■ Provided information ■
------------------------------
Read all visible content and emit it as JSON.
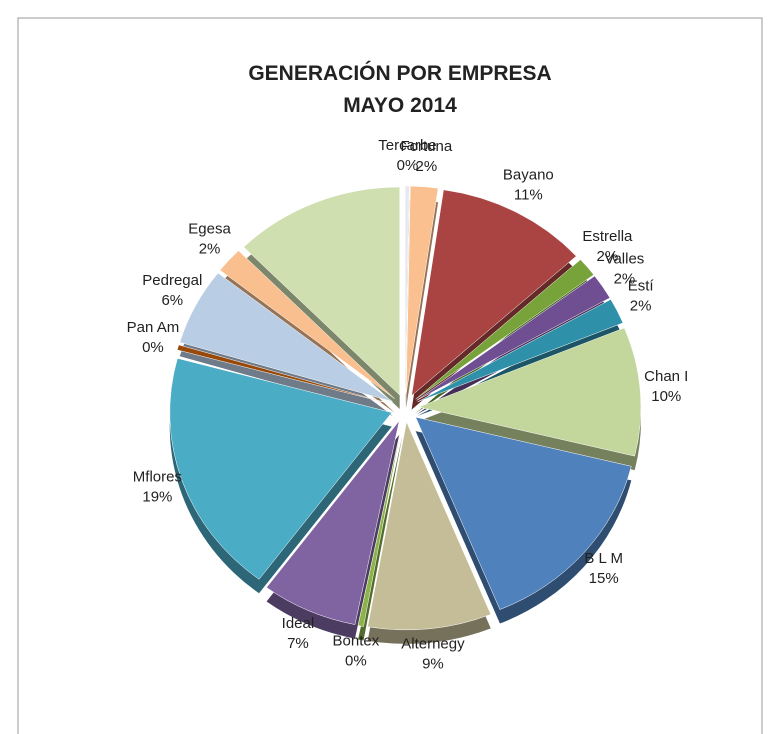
{
  "chart_data": {
    "type": "pie",
    "title": "GENERACIÓN POR EMPRESA",
    "subtitle": "MAYO 2014",
    "categories": [
      "Tercarbe",
      "Fortuna",
      "Bayano",
      "Estrella",
      "Valles",
      "Estí",
      "Chan I",
      "B L M",
      "Alternegy",
      "Bontex",
      "Ideal",
      "Mflores",
      "Pan Am",
      "Pedregal",
      "Egesa",
      null
    ],
    "values": [
      0.3,
      2,
      11,
      1.5,
      2,
      2,
      10,
      15,
      9,
      0.4,
      7,
      19,
      0.4,
      6,
      2,
      12.4
    ],
    "value_labels": [
      "0%",
      "2%",
      "11%",
      "2%",
      "2%",
      "2%",
      "10%",
      "15%",
      "9%",
      "0%",
      "7%",
      "19%",
      "0%",
      "6%",
      "2%",
      null
    ],
    "colors": [
      "#e8e8f0",
      "#fac090",
      "#a94442",
      "#77a33a",
      "#6f4f92",
      "#2f90aa",
      "#c3d69b",
      "#4f81bd",
      "#c4bd97",
      "#8bb34a",
      "#8064a2",
      "#4bacc6",
      "#984807",
      "#b9cde5",
      "#fabf8f",
      "#cfdfb0"
    ]
  }
}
------------------------------
■ Requirements ■
Copy the material exactly. Do not include the pictures.

■ Output ■
Read all visible content and emit it as JSON.
{
  "chart_data": {
    "type": "pie",
    "title": "GENERACIÓN POR EMPRESA",
    "subtitle": "MAYO 2014",
    "categories": [
      "Tercarbe",
      "Fortuna",
      "Bayano",
      "Estrella",
      "Valles",
      "Estí",
      "Chan I",
      "B L M",
      "Alternegy",
      "Bontex",
      "Ideal",
      "Mflores",
      "Pan Am",
      "Pedregal",
      "Egesa",
      null
    ],
    "values": [
      0.3,
      2,
      11,
      1.5,
      2,
      2,
      10,
      15,
      9,
      0.4,
      7,
      19,
      0.4,
      6,
      2,
      12.4
    ],
    "value_labels": [
      "0%",
      "2%",
      "11%",
      "2%",
      "2%",
      "2%",
      "10%",
      "15%",
      "9%",
      "0%",
      "7%",
      "19%",
      "0%",
      "6%",
      "2%",
      null
    ],
    "colors": [
      "#e8e8f0",
      "#fac090",
      "#a94442",
      "#77a33a",
      "#6f4f92",
      "#2f90aa",
      "#c3d69b",
      "#4f81bd",
      "#c4bd97",
      "#8bb34a",
      "#8064a2",
      "#4bacc6",
      "#984807",
      "#b9cde5",
      "#fabf8f",
      "#cfdfb0"
    ]
  }
}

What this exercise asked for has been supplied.